> Written task
Comb the records below for the string "osobowość" and copy each line where it turns up.

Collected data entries
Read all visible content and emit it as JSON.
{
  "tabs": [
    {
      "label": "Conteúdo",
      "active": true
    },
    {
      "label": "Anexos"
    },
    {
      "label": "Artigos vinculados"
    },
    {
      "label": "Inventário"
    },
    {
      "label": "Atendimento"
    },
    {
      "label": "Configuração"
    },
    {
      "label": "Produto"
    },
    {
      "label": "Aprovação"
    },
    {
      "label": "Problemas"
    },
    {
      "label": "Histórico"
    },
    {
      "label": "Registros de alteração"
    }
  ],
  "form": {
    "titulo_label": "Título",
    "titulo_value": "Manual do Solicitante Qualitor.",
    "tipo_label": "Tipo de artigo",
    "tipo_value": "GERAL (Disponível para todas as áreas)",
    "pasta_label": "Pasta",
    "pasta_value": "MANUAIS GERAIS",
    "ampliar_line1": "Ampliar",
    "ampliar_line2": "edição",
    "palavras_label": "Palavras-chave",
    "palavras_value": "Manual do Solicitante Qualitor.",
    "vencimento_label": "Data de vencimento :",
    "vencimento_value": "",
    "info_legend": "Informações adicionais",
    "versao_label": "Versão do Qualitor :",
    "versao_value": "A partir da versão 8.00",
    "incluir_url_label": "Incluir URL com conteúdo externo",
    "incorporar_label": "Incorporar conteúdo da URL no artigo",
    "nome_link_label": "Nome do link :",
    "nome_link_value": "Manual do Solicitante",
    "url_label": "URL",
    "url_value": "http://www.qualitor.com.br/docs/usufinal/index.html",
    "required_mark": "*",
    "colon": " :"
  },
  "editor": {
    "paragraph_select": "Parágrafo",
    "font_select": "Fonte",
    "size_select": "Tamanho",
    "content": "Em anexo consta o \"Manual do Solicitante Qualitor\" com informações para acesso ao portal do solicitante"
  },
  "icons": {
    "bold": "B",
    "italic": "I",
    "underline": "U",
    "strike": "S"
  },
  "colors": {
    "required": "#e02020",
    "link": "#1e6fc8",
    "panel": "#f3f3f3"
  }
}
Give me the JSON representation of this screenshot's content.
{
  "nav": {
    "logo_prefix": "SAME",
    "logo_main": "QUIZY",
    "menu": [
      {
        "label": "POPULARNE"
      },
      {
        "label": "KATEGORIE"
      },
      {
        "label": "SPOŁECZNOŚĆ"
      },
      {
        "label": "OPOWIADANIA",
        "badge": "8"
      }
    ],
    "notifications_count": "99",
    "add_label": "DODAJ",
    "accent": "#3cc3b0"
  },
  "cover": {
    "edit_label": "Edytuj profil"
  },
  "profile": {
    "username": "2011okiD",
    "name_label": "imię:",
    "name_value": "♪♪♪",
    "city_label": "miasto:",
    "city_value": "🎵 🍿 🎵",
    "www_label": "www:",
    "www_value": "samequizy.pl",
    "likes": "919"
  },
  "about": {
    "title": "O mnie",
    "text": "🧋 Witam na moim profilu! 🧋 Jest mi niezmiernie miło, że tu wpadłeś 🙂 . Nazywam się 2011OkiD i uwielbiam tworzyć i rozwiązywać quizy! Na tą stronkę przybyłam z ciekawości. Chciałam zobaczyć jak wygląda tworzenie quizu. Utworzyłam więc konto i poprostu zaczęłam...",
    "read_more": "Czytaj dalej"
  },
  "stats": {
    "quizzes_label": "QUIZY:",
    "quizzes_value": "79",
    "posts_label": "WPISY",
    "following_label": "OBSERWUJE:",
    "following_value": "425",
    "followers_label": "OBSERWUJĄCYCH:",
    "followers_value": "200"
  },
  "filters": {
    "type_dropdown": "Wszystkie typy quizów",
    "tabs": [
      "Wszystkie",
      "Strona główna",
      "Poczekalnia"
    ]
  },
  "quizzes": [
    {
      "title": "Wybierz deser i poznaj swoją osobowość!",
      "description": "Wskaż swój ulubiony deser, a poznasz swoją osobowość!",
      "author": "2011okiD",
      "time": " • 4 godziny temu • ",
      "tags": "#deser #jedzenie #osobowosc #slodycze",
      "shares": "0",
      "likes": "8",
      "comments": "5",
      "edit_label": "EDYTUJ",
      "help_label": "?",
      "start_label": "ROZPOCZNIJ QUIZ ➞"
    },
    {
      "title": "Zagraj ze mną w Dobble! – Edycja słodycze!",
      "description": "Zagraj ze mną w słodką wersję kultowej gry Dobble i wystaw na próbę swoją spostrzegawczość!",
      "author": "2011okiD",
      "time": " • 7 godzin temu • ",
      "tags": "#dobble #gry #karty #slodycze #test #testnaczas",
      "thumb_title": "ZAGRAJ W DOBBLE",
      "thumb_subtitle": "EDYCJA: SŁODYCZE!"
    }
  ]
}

> Correct output
      "title": "Wybierz deser i poznaj swoją osobowość!",
      "description": "Wskaż swój ulubiony deser, a poznasz swoją osobowość!",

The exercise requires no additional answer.